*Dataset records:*
<<<<

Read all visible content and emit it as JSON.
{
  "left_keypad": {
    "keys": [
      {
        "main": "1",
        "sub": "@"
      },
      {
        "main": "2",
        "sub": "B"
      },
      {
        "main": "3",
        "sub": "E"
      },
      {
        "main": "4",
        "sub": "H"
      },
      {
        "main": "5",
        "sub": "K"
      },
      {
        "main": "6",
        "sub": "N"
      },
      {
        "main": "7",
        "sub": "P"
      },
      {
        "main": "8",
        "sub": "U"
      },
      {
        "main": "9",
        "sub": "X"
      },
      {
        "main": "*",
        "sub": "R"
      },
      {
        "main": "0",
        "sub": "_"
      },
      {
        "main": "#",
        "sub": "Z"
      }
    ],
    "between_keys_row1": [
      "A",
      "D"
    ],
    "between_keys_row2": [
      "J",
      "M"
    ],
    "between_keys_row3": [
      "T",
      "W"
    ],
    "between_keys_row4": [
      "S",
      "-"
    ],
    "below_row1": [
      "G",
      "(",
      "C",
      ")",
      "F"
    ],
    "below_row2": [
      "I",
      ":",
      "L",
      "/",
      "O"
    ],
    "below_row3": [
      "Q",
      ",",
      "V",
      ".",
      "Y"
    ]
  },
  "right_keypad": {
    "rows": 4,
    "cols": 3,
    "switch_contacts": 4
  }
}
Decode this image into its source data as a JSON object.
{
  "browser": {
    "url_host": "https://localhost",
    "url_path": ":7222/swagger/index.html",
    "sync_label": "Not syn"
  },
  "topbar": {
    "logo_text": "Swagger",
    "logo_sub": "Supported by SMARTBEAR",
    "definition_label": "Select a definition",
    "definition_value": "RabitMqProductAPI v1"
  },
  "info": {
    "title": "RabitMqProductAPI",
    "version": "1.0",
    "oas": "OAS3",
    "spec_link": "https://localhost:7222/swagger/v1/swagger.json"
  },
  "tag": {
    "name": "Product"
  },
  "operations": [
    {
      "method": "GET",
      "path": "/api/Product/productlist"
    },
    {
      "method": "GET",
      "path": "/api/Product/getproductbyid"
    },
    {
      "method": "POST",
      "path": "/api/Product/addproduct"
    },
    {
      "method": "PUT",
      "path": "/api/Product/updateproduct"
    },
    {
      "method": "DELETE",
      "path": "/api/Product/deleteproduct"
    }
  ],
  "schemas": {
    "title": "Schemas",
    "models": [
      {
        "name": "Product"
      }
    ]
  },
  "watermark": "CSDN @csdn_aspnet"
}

>>>>

*Problem requirements:* Take every line from the records above that has the word "localhost" and copy it.

*Output for this exercise:*
    "url_host": "https://localhost",
    "spec_link": "https://localhost:7222/swagger/v1/swagger.json"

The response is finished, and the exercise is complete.